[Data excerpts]
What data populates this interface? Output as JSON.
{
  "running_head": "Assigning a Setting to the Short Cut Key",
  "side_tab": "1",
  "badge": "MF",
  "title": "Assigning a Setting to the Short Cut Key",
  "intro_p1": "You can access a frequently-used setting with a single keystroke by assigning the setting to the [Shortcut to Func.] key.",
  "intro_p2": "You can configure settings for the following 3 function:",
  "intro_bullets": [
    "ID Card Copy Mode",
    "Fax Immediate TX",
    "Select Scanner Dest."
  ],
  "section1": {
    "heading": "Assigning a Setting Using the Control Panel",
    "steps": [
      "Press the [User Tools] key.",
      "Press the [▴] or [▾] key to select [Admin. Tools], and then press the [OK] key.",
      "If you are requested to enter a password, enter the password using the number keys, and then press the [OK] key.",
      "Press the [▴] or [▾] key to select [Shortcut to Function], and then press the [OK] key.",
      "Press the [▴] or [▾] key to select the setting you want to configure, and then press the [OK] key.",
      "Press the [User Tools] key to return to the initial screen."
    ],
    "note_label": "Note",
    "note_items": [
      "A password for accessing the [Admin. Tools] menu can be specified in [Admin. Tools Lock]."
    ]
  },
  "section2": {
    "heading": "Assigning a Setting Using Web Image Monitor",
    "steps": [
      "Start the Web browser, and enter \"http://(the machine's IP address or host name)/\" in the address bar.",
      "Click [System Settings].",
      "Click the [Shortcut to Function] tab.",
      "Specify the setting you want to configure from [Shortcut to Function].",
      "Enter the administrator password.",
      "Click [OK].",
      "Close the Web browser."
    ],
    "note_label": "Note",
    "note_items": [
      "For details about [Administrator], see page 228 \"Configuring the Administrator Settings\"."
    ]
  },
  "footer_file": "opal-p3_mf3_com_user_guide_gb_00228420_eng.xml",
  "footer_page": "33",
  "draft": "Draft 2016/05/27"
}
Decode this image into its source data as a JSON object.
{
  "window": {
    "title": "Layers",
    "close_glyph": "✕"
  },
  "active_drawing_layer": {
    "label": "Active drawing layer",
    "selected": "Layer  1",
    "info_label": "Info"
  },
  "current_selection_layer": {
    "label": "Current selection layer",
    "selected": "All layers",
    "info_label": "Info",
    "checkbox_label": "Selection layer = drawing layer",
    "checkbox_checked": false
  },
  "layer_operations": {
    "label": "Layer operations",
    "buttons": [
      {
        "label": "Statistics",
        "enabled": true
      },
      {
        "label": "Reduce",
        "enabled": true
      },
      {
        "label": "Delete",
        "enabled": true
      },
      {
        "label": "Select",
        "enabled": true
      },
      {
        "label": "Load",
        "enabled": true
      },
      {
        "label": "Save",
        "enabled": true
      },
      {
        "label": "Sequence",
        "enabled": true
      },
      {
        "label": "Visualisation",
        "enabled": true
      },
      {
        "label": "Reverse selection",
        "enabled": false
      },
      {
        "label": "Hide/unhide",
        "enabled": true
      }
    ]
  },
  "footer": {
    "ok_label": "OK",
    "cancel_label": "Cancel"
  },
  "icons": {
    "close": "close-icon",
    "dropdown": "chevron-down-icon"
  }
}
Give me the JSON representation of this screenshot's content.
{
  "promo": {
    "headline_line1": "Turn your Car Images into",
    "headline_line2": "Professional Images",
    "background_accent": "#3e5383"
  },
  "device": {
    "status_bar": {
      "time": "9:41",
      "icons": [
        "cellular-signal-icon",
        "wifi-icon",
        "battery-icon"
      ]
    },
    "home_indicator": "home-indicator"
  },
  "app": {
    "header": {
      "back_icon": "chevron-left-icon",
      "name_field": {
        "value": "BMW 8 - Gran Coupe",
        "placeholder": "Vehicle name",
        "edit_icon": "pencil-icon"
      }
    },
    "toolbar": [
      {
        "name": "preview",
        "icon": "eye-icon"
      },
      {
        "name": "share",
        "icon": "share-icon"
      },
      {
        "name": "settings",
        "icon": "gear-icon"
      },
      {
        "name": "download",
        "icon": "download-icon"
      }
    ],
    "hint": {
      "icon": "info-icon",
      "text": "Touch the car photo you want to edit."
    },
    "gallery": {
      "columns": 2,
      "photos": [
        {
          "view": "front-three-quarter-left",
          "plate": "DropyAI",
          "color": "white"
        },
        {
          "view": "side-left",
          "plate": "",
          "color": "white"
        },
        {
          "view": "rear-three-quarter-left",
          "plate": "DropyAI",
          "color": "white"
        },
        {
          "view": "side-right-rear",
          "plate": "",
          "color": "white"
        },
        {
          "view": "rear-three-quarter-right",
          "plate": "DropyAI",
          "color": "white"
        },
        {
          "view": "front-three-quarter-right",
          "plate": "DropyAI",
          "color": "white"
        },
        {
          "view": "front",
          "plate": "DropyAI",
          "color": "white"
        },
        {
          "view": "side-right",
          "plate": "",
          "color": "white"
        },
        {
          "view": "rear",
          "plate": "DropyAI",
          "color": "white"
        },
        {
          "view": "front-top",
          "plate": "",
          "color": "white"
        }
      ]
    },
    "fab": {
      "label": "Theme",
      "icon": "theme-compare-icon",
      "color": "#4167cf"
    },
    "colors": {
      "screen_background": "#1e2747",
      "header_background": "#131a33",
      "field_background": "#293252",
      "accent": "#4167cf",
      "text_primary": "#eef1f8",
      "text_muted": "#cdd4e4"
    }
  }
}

*PROBLEM TO SOLVE*: Output each record exactly, leaving nothing out.

*RESULT BELOW*:
What data populates this interface? Output as JSON.
{
  "running_head": "Assigning a Setting to the Short Cut Key",
  "side_tab": "1",
  "badge": "MF",
  "title": "Assigning a Setting to the Short Cut Key",
  "intro_p1": "You can access a frequently-used setting with a single keystroke by assigning the setting to the [Shortcut to Func.] key.",
  "intro_p2": "You can configure settings for the following 3 function:",
  "intro_bullets": [
    "ID Card Copy Mode",
    "Fax Immediate TX",
    "Select Scanner Dest."
  ],
  "section1": {
    "heading": "Assigning a Setting Using the Control Panel",
    "steps": [
      "Press the [User Tools] key.",
      "Press the [▴] or [▾] key to select [Admin. Tools], and then press the [OK] key.",
      "If you are requested to enter a password, enter the password using the number keys, and then press the [OK] key.",
      "Press the [▴] or [▾] key to select [Shortcut to Function], and then press the [OK] key.",
      "Press the [▴] or [▾] key to select the setting you want to configure, and then press the [OK] key.",
      "Press the [User Tools] key to return to the initial screen."
    ],
    "note_label": "Note",
    "note_items": [
      "A password for accessing the [Admin. Tools] menu can be specified in [Admin. Tools Lock]."
    ]
  },
  "section2": {
    "heading": "Assigning a Setting Using Web Image Monitor",
    "steps": [
      "Start the Web browser, and enter \"http://(the machine's IP address or host name)/\" in the address bar.",
      "Click [System Settings].",
      "Click the [Shortcut to Function] tab.",
      "Specify the setting you want to configure from [Shortcut to Function].",
      "Enter the administrator password.",
      "Click [OK].",
      "Close the Web browser."
    ],
    "note_label": "Note",
    "note_items": [
      "For details about [Administrator], see page 228 \"Configuring the Administrator Settings\"."
    ]
  },
  "footer_file": "opal-p3_mf3_com_user_guide_gb_00228420_eng.xml",
  "footer_page": "33",
  "draft": "Draft 2016/05/27"
}
Decode this image into its source data as a JSON object.
{
  "window": {
    "title": "Layers",
    "close_glyph": "✕"
  },
  "active_drawing_layer": {
    "label": "Active drawing layer",
    "selected": "Layer  1",
    "info_label": "Info"
  },
  "current_selection_layer": {
    "label": "Current selection layer",
    "selected": "All layers",
    "info_label": "Info",
    "checkbox_label": "Selection layer = drawing layer",
    "checkbox_checked": false
  },
  "layer_operations": {
    "label": "Layer operations",
    "buttons": [
      {
        "label": "Statistics",
        "enabled": true
      },
      {
        "label": "Reduce",
        "enabled": true
      },
      {
        "label": "Delete",
        "enabled": true
      },
      {
        "label": "Select",
        "enabled": true
      },
      {
        "label": "Load",
        "enabled": true
      },
      {
        "label": "Save",
        "enabled": true
      },
      {
        "label": "Sequence",
        "enabled": true
      },
      {
        "label": "Visualisation",
        "enabled": true
      },
      {
        "label": "Reverse selection",
        "enabled": false
      },
      {
        "label": "Hide/unhide",
        "enabled": true
      }
    ]
  },
  "footer": {
    "ok_label": "OK",
    "cancel_label": "Cancel"
  },
  "icons": {
    "close": "close-icon",
    "dropdown": "chevron-down-icon"
  }
}
Give me the JSON representation of this screenshot's content.
{
  "promo": {
    "headline_line1": "Turn your Car Images into",
    "headline_line2": "Professional Images",
    "background_accent": "#3e5383"
  },
  "device": {
    "status_bar": {
      "time": "9:41",
      "icons": [
        "cellular-signal-icon",
        "wifi-icon",
        "battery-icon"
      ]
    },
    "home_indicator": "home-indicator"
  },
  "app": {
    "header": {
      "back_icon": "chevron-left-icon",
      "name_field": {
        "value": "BMW 8 - Gran Coupe",
        "placeholder": "Vehicle name",
        "edit_icon": "pencil-icon"
      }
    },
    "toolbar": [
      {
        "name": "preview",
        "icon": "eye-icon"
      },
      {
        "name": "share",
        "icon": "share-icon"
      },
      {
        "name": "settings",
        "icon": "gear-icon"
      },
      {
        "name": "download",
        "icon": "download-icon"
      }
    ],
    "hint": {
      "icon": "info-icon",
      "text": "Touch the car photo you want to edit."
    },
    "gallery": {
      "columns": 2,
      "photos": [
        {
          "view": "front-three-quarter-left",
          "plate": "DropyAI",
          "color": "white"
        },
        {
          "view": "side-left",
          "plate": "",
          "color": "white"
        },
        {
          "view": "rear-three-quarter-left",
          "plate": "DropyAI",
          "color": "white"
        },
        {
          "view": "side-right-rear",
          "plate": "",
          "color": "white"
        },
        {
          "view": "rear-three-quarter-right",
          "plate": "DropyAI",
          "color": "white"
        },
        {
          "view": "front-three-quarter-right",
          "plate": "DropyAI",
          "color": "white"
        },
        {
          "view": "front",
          "plate": "DropyAI",
          "color": "white"
        },
        {
          "view": "side-right",
          "plate": "",
          "color": "white"
        },
        {
          "view": "rear",
          "plate": "DropyAI",
          "color": "white"
        },
        {
          "view": "front-top",
          "plate": "",
          "color": "white"
        }
      ]
    },
    "fab": {
      "label": "Theme",
      "icon": "theme-compare-icon",
      "color": "#4167cf"
    },
    "colors": {
      "screen_background": "#1e2747",
      "header_background": "#131a33",
      "field_background": "#293252",
      "accent": "#4167cf",
      "text_primary": "#eef1f8",
      "text_muted": "#cdd4e4"
    }
  }
}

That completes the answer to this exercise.